* _Required task_:
Extract each line bearing the word "this".

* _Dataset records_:
========

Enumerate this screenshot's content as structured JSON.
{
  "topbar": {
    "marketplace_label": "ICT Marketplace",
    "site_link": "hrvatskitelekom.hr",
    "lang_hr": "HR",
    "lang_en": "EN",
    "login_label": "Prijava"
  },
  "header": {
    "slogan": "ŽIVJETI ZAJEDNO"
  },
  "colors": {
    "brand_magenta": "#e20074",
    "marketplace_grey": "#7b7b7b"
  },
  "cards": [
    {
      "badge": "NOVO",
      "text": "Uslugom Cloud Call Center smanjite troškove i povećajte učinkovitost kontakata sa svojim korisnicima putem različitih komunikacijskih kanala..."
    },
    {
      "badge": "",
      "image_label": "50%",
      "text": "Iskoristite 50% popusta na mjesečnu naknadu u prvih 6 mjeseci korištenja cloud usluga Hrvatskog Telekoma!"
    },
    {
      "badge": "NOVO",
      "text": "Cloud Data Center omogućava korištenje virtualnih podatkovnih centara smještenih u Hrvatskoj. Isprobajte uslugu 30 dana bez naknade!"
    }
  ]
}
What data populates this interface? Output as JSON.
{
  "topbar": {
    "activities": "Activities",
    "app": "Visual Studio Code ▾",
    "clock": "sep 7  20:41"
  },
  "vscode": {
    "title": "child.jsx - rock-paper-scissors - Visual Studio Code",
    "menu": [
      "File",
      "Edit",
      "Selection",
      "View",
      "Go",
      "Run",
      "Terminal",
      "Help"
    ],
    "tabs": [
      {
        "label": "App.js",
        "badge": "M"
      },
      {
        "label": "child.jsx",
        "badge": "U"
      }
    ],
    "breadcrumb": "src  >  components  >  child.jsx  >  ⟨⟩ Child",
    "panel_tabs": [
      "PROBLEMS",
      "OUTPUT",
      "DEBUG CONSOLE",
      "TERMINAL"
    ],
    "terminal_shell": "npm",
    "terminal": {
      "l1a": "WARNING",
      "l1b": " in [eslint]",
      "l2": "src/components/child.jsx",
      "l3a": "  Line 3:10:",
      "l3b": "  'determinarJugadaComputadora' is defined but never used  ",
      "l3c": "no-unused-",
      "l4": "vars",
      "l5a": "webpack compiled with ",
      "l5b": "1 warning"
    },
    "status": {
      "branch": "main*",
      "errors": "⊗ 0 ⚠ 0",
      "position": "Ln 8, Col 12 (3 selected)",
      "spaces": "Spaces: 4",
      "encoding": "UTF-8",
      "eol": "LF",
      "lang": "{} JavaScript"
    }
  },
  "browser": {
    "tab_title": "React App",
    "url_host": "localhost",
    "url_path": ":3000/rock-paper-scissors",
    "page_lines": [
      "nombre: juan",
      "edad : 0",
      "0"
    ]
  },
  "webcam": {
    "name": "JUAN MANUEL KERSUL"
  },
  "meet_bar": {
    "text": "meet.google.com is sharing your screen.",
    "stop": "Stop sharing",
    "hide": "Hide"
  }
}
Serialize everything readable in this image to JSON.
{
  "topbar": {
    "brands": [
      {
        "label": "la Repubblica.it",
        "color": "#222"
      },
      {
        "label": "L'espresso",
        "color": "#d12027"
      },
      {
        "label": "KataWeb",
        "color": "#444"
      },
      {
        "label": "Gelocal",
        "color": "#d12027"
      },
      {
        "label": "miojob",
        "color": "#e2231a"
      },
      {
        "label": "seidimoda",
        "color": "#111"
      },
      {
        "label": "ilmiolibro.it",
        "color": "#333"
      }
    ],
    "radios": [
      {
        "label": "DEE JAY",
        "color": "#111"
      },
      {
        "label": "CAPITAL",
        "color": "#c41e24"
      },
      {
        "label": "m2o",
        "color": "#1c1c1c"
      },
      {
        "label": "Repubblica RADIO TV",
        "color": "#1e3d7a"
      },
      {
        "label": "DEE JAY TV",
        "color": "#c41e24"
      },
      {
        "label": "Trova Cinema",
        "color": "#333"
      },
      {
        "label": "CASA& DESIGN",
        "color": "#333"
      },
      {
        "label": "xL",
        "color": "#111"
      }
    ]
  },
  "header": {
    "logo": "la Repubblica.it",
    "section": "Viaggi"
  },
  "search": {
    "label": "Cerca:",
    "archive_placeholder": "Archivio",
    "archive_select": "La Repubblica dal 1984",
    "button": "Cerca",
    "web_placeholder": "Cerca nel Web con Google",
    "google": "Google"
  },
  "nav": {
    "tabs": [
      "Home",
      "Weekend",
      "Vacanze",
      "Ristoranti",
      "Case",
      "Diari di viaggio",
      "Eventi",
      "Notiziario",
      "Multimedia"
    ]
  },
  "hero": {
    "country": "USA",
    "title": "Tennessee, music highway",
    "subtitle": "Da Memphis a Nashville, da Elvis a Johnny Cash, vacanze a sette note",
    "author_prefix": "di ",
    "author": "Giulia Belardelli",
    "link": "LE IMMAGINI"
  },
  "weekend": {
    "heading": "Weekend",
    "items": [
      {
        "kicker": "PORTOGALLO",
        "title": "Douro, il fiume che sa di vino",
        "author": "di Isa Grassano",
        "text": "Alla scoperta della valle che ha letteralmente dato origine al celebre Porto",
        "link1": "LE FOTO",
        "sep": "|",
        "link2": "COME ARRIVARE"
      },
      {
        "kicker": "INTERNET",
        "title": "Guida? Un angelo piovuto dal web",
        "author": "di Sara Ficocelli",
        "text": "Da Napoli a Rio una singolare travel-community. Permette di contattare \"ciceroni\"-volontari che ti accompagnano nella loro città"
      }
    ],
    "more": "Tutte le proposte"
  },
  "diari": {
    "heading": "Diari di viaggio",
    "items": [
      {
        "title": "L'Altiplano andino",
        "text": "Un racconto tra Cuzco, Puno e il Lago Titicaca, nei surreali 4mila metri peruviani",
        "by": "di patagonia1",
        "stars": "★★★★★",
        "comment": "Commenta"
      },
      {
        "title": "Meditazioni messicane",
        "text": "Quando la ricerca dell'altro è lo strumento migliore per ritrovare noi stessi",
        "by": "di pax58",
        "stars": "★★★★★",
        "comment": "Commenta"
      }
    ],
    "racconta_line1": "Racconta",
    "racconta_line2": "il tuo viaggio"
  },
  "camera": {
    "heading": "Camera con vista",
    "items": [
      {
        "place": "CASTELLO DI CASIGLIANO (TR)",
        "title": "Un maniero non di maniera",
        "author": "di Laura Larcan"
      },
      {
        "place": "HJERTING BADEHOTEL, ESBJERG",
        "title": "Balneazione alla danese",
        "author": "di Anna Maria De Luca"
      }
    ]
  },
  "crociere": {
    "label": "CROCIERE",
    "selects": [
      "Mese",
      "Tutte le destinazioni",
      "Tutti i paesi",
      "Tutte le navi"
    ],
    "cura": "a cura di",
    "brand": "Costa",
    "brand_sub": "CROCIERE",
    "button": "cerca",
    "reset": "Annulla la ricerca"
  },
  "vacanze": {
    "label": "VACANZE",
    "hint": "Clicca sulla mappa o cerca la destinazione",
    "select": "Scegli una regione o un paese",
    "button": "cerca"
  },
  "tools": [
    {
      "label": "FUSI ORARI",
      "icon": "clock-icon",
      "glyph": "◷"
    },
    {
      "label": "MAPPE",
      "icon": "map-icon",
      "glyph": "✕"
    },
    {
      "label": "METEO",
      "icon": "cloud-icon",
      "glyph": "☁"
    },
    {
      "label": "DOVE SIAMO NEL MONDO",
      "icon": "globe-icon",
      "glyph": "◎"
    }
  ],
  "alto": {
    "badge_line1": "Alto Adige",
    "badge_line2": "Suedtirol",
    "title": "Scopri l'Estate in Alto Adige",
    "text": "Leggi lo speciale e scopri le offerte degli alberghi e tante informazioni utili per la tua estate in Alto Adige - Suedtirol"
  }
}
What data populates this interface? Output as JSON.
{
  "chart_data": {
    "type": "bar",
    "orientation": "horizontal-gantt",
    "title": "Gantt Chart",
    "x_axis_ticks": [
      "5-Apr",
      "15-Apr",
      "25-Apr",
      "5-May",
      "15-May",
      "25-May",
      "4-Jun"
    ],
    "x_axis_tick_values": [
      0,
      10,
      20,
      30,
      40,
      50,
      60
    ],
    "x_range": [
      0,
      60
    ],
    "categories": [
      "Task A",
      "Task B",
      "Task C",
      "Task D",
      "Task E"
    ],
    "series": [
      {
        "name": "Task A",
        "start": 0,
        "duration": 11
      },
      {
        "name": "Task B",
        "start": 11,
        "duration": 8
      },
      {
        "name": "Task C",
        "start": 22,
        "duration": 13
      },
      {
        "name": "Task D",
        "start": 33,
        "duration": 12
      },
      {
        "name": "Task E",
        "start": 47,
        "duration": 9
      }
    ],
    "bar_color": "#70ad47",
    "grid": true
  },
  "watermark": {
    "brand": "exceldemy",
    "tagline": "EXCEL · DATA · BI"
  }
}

========

* _Answer below_:
Enumerate this screenshot's content as structured JSON.
What data populates this interface? Output as JSON.
Serialize everything readable in this image to JSON.
What data populates this interface? Output as JSON.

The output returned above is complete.